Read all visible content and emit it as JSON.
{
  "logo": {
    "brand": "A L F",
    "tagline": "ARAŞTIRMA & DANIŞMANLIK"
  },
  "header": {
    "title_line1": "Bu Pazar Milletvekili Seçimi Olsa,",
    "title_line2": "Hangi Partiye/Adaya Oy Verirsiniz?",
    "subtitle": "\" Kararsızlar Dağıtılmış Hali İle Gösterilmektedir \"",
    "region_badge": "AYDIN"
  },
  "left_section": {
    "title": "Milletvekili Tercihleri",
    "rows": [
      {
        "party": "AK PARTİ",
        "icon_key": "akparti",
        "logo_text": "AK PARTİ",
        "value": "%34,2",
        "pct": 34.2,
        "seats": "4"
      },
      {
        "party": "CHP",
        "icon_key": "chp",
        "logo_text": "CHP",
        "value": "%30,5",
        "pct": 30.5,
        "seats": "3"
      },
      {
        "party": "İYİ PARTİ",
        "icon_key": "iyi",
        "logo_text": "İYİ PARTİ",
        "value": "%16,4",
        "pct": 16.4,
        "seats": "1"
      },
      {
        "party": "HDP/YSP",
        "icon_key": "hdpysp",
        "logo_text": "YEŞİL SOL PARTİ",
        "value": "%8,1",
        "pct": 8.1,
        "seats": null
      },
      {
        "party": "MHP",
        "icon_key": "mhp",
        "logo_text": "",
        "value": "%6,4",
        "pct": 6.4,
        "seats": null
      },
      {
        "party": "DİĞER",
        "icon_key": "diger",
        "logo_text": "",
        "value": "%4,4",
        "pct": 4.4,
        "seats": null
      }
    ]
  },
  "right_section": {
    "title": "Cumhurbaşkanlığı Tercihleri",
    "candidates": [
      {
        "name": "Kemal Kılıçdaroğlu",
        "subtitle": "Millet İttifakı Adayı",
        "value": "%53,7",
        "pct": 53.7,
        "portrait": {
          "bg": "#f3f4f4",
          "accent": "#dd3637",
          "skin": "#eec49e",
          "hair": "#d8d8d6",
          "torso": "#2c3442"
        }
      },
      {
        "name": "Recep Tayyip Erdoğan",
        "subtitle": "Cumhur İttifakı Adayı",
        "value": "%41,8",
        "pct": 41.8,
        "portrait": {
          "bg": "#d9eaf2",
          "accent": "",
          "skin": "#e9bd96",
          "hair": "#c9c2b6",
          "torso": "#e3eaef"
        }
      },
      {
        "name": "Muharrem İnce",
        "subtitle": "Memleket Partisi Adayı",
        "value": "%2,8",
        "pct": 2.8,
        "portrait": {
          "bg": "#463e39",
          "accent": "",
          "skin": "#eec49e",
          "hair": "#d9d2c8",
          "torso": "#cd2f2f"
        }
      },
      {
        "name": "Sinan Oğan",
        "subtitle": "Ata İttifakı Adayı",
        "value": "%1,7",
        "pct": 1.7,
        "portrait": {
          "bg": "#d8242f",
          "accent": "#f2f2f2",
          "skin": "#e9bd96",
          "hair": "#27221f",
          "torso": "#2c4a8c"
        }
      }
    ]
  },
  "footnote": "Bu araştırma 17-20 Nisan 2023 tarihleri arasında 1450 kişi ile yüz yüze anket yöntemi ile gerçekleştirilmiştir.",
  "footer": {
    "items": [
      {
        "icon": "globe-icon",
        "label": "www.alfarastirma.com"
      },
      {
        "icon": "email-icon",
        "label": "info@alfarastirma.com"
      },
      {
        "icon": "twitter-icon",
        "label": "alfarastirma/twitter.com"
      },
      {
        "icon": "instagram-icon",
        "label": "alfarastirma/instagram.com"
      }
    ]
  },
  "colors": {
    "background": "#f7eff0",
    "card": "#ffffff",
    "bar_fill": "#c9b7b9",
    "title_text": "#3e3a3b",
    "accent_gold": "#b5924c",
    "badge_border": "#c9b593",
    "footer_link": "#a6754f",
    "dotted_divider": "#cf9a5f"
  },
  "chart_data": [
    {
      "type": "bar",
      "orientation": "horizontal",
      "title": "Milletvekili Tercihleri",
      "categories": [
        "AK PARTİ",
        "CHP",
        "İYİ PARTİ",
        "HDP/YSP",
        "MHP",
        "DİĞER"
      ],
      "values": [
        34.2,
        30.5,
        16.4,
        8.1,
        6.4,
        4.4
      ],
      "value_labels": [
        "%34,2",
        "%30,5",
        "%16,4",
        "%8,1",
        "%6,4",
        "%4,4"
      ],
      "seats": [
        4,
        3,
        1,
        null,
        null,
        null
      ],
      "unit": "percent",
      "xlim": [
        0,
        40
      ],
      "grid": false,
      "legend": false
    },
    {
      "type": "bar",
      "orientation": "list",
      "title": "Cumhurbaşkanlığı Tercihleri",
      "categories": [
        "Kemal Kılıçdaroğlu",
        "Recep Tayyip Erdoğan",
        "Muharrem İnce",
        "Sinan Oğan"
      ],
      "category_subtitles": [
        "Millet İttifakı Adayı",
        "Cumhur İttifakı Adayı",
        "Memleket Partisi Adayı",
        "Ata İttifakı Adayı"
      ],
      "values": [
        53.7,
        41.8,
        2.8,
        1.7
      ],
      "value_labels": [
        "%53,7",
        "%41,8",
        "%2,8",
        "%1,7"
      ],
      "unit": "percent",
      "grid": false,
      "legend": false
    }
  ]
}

Written request:
Copy out the whole listing, exactly as written.

Response to the exercise:
Read all visible content and emit it as JSON.
{
  "logo": {
    "brand": "A L F",
    "tagline": "ARAŞTIRMA & DANIŞMANLIK"
  },
  "header": {
    "title_line1": "Bu Pazar Milletvekili Seçimi Olsa,",
    "title_line2": "Hangi Partiye/Adaya Oy Verirsiniz?",
    "subtitle": "\" Kararsızlar Dağıtılmış Hali İle Gösterilmektedir \"",
    "region_badge": "AYDIN"
  },
  "left_section": {
    "title": "Milletvekili Tercihleri",
    "rows": [
      {
        "party": "AK PARTİ",
        "icon_key": "akparti",
        "logo_text": "AK PARTİ",
        "value": "%34,2",
        "pct": 34.2,
        "seats": "4"
      },
      {
        "party": "CHP",
        "icon_key": "chp",
        "logo_text": "CHP",
        "value": "%30,5",
        "pct": 30.5,
        "seats": "3"
      },
      {
        "party": "İYİ PARTİ",
        "icon_key": "iyi",
        "logo_text": "İYİ PARTİ",
        "value": "%16,4",
        "pct": 16.4,
        "seats": "1"
      },
      {
        "party": "HDP/YSP",
        "icon_key": "hdpysp",
        "logo_text": "YEŞİL SOL PARTİ",
        "value": "%8,1",
        "pct": 8.1,
        "seats": null
      },
      {
        "party": "MHP",
        "icon_key": "mhp",
        "logo_text": "",
        "value": "%6,4",
        "pct": 6.4,
        "seats": null
      },
      {
        "party": "DİĞER",
        "icon_key": "diger",
        "logo_text": "",
        "value": "%4,4",
        "pct": 4.4,
        "seats": null
      }
    ]
  },
  "right_section": {
    "title": "Cumhurbaşkanlığı Tercihleri",
    "candidates": [
      {
        "name": "Kemal Kılıçdaroğlu",
        "subtitle": "Millet İttifakı Adayı",
        "value": "%53,7",
        "pct": 53.7,
        "portrait": {
          "bg": "#f3f4f4",
          "accent": "#dd3637",
          "skin": "#eec49e",
          "hair": "#d8d8d6",
          "torso": "#2c3442"
        }
      },
      {
        "name": "Recep Tayyip Erdoğan",
        "subtitle": "Cumhur İttifakı Adayı",
        "value": "%41,8",
        "pct": 41.8,
        "portrait": {
          "bg": "#d9eaf2",
          "accent": "",
          "skin": "#e9bd96",
          "hair": "#c9c2b6",
          "torso": "#e3eaef"
        }
      },
      {
        "name": "Muharrem İnce",
        "subtitle": "Memleket Partisi Adayı",
        "value": "%2,8",
        "pct": 2.8,
        "portrait": {
          "bg": "#463e39",
          "accent": "",
          "skin": "#eec49e",
          "hair": "#d9d2c8",
          "torso": "#cd2f2f"
        }
      },
      {
        "name": "Sinan Oğan",
        "subtitle": "Ata İttifakı Adayı",
        "value": "%1,7",
        "pct": 1.7,
        "portrait": {
          "bg": "#d8242f",
          "accent": "#f2f2f2",
          "skin": "#e9bd96",
          "hair": "#27221f",
          "torso": "#2c4a8c"
        }
      }
    ]
  },
  "footnote": "Bu araştırma 17-20 Nisan 2023 tarihleri arasında 1450 kişi ile yüz yüze anket yöntemi ile gerçekleştirilmiştir.",
  "footer": {
    "items": [
      {
        "icon": "globe-icon",
        "label": "www.alfarastirma.com"
      },
      {
        "icon": "email-icon",
        "label": "info@alfarastirma.com"
      },
      {
        "icon": "twitter-icon",
        "label": "alfarastirma/twitter.com"
      },
      {
        "icon": "instagram-icon",
        "label": "alfarastirma/instagram.com"
      }
    ]
  },
  "colors": {
    "background": "#f7eff0",
    "card": "#ffffff",
    "bar_fill": "#c9b7b9",
    "title_text": "#3e3a3b",
    "accent_gold": "#b5924c",
    "badge_border": "#c9b593",
    "footer_link": "#a6754f",
    "dotted_divider": "#cf9a5f"
  },
  "chart_data": [
    {
      "type": "bar",
      "orientation": "horizontal",
      "title": "Milletvekili Tercihleri",
      "categories": [
        "AK PARTİ",
        "CHP",
        "İYİ PARTİ",
        "HDP/YSP",
        "MHP",
        "DİĞER"
      ],
      "values": [
        34.2,
        30.5,
        16.4,
        8.1,
        6.4,
        4.4
      ],
      "value_labels": [
        "%34,2",
        "%30,5",
        "%16,4",
        "%8,1",
        "%6,4",
        "%4,4"
      ],
      "seats": [
        4,
        3,
        1,
        null,
        null,
        null
      ],
      "unit": "percent",
      "xlim": [
        0,
        40
      ],
      "grid": false,
      "legend": false
    },
    {
      "type": "bar",
      "orientation": "list",
      "title": "Cumhurbaşkanlığı Tercihleri",
      "categories": [
        "Kemal Kılıçdaroğlu",
        "Recep Tayyip Erdoğan",
        "Muharrem İnce",
        "Sinan Oğan"
      ],
      "category_subtitles": [
        "Millet İttifakı Adayı",
        "Cumhur İttifakı Adayı",
        "Memleket Partisi Adayı",
        "Ata İttifakı Adayı"
      ],
      "values": [
        53.7,
        41.8,
        2.8,
        1.7
      ],
      "value_labels": [
        "%53,7",
        "%41,8",
        "%2,8",
        "%1,7"
      ],
      "unit": "percent",
      "grid": false,
      "legend": false
    }
  ]
}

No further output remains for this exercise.